● **Task details**: Quote the lines below word for word, leaving out the pictures.

● **Given records**:
-*-*-

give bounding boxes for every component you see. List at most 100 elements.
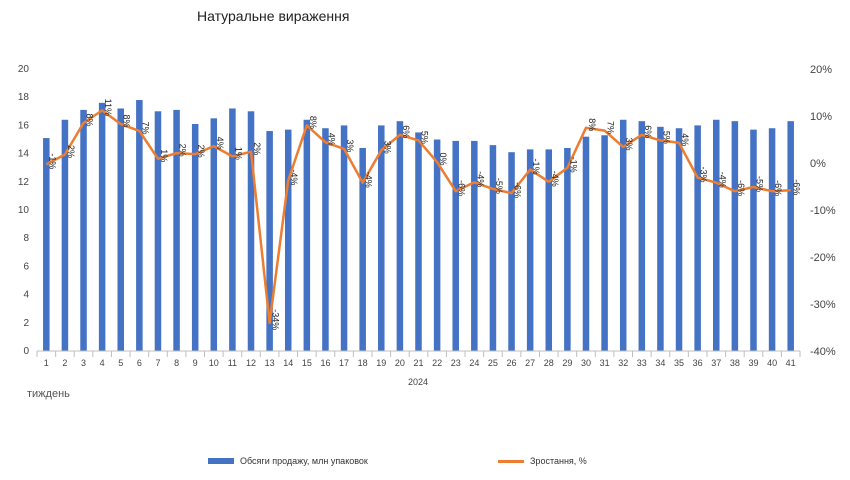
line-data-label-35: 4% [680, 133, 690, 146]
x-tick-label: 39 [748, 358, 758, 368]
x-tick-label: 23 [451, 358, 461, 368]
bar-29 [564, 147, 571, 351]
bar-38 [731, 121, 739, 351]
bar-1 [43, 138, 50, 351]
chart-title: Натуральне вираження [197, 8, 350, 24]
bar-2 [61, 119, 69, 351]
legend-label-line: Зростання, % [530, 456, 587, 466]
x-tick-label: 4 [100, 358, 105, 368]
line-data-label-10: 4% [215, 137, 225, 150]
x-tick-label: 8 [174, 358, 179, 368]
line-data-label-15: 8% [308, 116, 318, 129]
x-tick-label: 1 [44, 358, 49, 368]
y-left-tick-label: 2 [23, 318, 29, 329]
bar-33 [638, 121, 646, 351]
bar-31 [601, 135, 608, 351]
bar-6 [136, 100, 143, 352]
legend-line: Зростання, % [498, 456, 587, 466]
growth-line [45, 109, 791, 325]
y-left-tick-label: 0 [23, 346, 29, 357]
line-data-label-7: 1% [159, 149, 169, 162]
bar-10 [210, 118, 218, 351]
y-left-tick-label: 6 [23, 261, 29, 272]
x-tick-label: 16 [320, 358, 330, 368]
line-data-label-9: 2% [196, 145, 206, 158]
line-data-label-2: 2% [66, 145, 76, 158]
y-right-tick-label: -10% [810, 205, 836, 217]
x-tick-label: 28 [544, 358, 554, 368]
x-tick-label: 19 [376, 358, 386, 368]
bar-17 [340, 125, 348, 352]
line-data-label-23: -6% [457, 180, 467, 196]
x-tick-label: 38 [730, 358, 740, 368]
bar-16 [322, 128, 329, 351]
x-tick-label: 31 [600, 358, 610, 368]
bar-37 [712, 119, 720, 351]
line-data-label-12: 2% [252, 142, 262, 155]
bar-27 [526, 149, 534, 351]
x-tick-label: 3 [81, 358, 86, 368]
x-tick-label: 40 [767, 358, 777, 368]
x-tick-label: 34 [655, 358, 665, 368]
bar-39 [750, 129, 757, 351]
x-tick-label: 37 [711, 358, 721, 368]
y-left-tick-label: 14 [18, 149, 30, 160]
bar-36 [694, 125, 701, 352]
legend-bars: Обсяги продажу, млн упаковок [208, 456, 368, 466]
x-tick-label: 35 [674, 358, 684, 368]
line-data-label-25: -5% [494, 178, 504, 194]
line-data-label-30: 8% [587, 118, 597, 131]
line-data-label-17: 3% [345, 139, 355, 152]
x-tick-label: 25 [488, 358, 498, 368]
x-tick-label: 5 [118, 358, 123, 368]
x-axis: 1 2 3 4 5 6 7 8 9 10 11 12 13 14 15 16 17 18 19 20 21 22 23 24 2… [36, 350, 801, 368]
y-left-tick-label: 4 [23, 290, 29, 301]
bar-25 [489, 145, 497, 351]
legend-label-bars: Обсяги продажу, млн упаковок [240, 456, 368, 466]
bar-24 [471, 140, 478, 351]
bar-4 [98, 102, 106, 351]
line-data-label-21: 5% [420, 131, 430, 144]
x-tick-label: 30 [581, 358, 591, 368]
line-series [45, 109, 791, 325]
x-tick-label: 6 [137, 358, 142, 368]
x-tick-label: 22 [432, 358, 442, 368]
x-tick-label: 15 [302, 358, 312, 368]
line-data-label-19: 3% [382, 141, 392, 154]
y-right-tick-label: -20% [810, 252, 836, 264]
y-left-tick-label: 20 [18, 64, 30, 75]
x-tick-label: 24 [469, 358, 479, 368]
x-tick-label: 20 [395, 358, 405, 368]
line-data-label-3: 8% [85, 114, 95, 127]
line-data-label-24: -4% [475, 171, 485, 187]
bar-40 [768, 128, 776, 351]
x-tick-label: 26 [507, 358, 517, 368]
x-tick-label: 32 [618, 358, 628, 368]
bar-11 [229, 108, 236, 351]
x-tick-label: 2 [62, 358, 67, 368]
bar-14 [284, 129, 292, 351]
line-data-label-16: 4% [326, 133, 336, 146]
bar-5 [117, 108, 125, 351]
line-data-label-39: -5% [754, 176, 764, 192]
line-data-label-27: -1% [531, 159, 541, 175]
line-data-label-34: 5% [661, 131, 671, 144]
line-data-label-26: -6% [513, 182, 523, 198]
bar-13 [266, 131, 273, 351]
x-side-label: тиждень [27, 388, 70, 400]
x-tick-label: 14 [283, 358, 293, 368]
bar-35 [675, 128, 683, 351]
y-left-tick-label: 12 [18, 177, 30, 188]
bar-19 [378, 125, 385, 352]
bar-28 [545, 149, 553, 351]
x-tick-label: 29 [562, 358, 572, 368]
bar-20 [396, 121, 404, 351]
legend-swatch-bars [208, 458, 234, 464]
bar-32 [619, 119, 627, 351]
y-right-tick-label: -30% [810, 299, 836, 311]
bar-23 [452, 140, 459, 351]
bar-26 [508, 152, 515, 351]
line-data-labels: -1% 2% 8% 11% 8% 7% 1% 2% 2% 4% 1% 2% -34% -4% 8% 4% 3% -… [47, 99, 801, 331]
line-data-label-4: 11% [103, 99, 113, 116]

-*-*-

● **Solution to this problem**:
give bounding boxes for every component you see. List at most 100 elements.
line-data-label-35: 4% [680, 133, 690, 146]
x-tick-label: 39 [748, 358, 758, 368]
x-tick-label: 23 [451, 358, 461, 368]
bar-29 [564, 147, 571, 351]
bar-38 [731, 121, 739, 351]
bar-1 [43, 138, 50, 351]
chart-title: Натуральне вираження [197, 8, 350, 24]
bar-2 [61, 119, 69, 351]
legend-label-line: Зростання, % [530, 456, 587, 466]
x-tick-label: 4 [100, 358, 105, 368]
line-data-label-10: 4% [215, 137, 225, 150]
x-tick-label: 8 [174, 358, 179, 368]
line-data-label-15: 8% [308, 116, 318, 129]
x-tick-label: 1 [44, 358, 49, 368]
y-left-tick-label: 2 [23, 318, 29, 329]
bar-33 [638, 121, 646, 351]
bar-31 [601, 135, 608, 351]
bar-6 [136, 100, 143, 352]
legend-line: Зростання, % [498, 456, 587, 466]
growth-line [45, 109, 791, 325]
y-left-tick-label: 0 [23, 346, 29, 357]
line-data-label-7: 1% [159, 149, 169, 162]
bar-10 [210, 118, 218, 351]
y-left-tick-label: 6 [23, 261, 29, 272]
x-tick-label: 16 [320, 358, 330, 368]
line-data-label-9: 2% [196, 145, 206, 158]
line-data-label-2: 2% [66, 145, 76, 158]
y-right-tick-label: -10% [810, 205, 836, 217]
x-tick-label: 28 [544, 358, 554, 368]
x-tick-label: 19 [376, 358, 386, 368]
bar-17 [340, 125, 348, 352]
line-data-label-23: -6% [457, 180, 467, 196]
x-tick-label: 38 [730, 358, 740, 368]
bar-16 [322, 128, 329, 351]
x-tick-label: 31 [600, 358, 610, 368]
bar-37 [712, 119, 720, 351]
line-data-label-12: 2% [252, 142, 262, 155]
bar-27 [526, 149, 534, 351]
x-tick-label: 3 [81, 358, 86, 368]
x-tick-label: 40 [767, 358, 777, 368]
x-tick-label: 34 [655, 358, 665, 368]
bar-39 [750, 129, 757, 351]
x-tick-label: 37 [711, 358, 721, 368]
y-left-tick-label: 14 [18, 149, 30, 160]
bar-36 [694, 125, 701, 352]
legend-bars: Обсяги продажу, млн упаковок [208, 456, 368, 466]
x-tick-label: 35 [674, 358, 684, 368]
line-data-label-25: -5% [494, 178, 504, 194]
line-data-label-30: 8% [587, 118, 597, 131]
line-data-label-17: 3% [345, 139, 355, 152]
x-tick-label: 25 [488, 358, 498, 368]
x-tick-label: 5 [118, 358, 123, 368]
x-axis: 1 2 3 4 5 6 7 8 9 10 11 12 13 14 15 16 17 18 19 20 21 22 23 24 2… [36, 350, 801, 368]
y-left-tick-label: 4 [23, 290, 29, 301]
bar-25 [489, 145, 497, 351]
legend-label-bars: Обсяги продажу, млн упаковок [240, 456, 368, 466]
bar-24 [471, 140, 478, 351]
bar-4 [98, 102, 106, 351]
line-data-label-21: 5% [420, 131, 430, 144]
x-tick-label: 30 [581, 358, 591, 368]
line-series [45, 109, 791, 325]
x-tick-label: 6 [137, 358, 142, 368]
x-tick-label: 22 [432, 358, 442, 368]
x-tick-label: 15 [302, 358, 312, 368]
line-data-label-19: 3% [382, 141, 392, 154]
y-right-tick-label: -20% [810, 252, 836, 264]
y-left-tick-label: 20 [18, 64, 30, 75]
x-tick-label: 24 [469, 358, 479, 368]
x-tick-label: 20 [395, 358, 405, 368]
line-data-label-3: 8% [85, 114, 95, 127]
line-data-label-24: -4% [475, 171, 485, 187]
bar-40 [768, 128, 776, 351]
x-tick-label: 26 [507, 358, 517, 368]
x-tick-label: 32 [618, 358, 628, 368]
bar-11 [229, 108, 236, 351]
x-tick-label: 2 [62, 358, 67, 368]
bar-14 [284, 129, 292, 351]
line-data-label-16: 4% [326, 133, 336, 146]
bar-5 [117, 108, 125, 351]
line-data-label-39: -5% [754, 176, 764, 192]
line-data-label-27: -1% [531, 159, 541, 175]
line-data-label-34: 5% [661, 131, 671, 144]
line-data-label-26: -6% [513, 182, 523, 198]
bar-13 [266, 131, 273, 351]
x-side-label: тиждень [27, 388, 70, 400]
x-tick-label: 14 [283, 358, 293, 368]
bar-35 [675, 128, 683, 351]
y-left-tick-label: 12 [18, 177, 30, 188]
bar-19 [378, 125, 385, 352]
bar-28 [545, 149, 553, 351]
x-tick-label: 29 [562, 358, 572, 368]
bar-20 [396, 121, 404, 351]
legend-swatch-bars [208, 458, 234, 464]
bar-32 [619, 119, 627, 351]
y-right-tick-label: -30% [810, 299, 836, 311]
bar-23 [452, 140, 459, 351]
bar-26 [508, 152, 515, 351]
line-data-labels: -1% 2% 8% 11% 8% 7% 1% 2% 2% 4% 1% 2% -34% -4% 8% 4% 3% -… [47, 99, 801, 331]
line-data-label-4: 11% [103, 99, 113, 116]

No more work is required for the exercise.